-- begin --

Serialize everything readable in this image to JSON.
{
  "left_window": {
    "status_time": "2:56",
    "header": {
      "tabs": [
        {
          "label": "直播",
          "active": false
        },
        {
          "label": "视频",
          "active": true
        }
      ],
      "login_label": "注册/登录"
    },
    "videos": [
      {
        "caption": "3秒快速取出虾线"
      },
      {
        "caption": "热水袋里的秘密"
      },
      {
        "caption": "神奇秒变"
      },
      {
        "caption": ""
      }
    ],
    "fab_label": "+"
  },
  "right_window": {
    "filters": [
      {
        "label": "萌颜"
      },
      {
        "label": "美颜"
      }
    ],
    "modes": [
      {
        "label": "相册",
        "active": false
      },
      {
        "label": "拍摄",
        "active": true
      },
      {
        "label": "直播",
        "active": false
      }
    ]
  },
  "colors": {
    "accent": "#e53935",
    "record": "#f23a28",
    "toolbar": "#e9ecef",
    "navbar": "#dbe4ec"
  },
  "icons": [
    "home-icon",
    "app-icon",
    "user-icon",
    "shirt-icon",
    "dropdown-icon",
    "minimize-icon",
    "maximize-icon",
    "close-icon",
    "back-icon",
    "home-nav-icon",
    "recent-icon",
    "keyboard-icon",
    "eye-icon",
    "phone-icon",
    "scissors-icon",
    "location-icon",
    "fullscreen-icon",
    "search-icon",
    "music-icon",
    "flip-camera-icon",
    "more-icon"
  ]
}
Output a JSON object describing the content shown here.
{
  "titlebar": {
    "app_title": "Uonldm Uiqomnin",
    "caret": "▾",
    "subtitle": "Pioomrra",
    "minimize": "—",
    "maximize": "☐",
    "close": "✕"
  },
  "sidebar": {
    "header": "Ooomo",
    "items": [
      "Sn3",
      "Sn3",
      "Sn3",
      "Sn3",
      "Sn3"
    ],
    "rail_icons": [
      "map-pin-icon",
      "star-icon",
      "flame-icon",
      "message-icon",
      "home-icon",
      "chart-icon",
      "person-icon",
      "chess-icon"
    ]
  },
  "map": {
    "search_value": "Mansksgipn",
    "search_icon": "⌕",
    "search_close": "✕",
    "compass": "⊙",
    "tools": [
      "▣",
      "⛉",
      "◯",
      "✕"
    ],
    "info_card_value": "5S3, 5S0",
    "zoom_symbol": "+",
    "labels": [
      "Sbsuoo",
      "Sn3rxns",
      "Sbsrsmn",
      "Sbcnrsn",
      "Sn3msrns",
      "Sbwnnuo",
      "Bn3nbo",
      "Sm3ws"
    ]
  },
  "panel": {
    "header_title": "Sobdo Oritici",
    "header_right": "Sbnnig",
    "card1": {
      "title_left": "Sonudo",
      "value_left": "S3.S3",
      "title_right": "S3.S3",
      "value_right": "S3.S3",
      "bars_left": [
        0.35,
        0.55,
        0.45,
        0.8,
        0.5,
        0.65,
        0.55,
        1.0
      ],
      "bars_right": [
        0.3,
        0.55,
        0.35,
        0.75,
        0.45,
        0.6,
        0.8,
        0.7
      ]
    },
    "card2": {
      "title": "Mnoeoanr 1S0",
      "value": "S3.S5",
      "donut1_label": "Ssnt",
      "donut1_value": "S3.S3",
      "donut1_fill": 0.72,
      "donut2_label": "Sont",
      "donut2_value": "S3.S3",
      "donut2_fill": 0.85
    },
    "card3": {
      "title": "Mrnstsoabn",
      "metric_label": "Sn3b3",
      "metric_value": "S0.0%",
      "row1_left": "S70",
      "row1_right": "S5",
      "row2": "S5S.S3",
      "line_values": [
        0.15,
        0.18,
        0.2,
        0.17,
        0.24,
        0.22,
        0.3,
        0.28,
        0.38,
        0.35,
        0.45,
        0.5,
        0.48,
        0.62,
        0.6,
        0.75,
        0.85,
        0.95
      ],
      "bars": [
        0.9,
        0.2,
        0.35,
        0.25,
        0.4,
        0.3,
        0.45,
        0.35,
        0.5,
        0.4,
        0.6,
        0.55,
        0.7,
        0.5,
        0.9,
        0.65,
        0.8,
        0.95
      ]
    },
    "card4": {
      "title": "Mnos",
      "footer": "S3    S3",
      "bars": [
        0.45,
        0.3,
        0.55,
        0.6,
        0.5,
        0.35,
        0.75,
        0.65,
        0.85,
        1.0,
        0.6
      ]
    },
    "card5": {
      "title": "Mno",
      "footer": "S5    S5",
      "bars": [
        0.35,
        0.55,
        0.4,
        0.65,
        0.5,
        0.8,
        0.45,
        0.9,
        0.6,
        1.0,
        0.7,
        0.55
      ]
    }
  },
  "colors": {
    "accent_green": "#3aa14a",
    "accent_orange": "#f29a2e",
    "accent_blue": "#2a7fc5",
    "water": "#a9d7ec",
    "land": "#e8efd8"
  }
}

-- end --
-- begin --

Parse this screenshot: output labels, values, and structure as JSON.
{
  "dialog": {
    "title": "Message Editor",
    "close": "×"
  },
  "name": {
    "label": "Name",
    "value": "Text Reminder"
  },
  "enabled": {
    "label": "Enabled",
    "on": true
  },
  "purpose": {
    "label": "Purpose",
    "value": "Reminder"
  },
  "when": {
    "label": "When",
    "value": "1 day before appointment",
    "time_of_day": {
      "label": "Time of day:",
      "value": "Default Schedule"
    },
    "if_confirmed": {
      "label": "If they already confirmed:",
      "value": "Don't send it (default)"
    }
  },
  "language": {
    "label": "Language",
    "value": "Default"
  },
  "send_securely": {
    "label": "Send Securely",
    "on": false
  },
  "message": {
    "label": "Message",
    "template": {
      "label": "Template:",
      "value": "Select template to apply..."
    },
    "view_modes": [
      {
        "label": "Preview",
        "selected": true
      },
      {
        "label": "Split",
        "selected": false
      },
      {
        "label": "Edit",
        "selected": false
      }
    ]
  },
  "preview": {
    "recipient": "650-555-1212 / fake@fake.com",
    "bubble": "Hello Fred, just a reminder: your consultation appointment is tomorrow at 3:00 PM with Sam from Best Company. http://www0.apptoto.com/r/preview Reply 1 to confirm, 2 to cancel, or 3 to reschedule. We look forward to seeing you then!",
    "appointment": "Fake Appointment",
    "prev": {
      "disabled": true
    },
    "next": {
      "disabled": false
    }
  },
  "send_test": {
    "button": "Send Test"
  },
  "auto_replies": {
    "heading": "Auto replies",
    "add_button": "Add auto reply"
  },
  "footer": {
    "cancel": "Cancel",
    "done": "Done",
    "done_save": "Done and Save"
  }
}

-- end --

Show all lines in the entries above where the string "cancel" appears.

    "bubble": "Hello Fred, just a reminder: your consultation appointment is tomorrow at 3:00 PM with Sam from Best Company. http://www0.apptoto.com/r/preview Reply 1 to confirm, 2 to cancel, or 3 to reschedule. We look forward to seeing you then!",
    "cancel": "Cancel",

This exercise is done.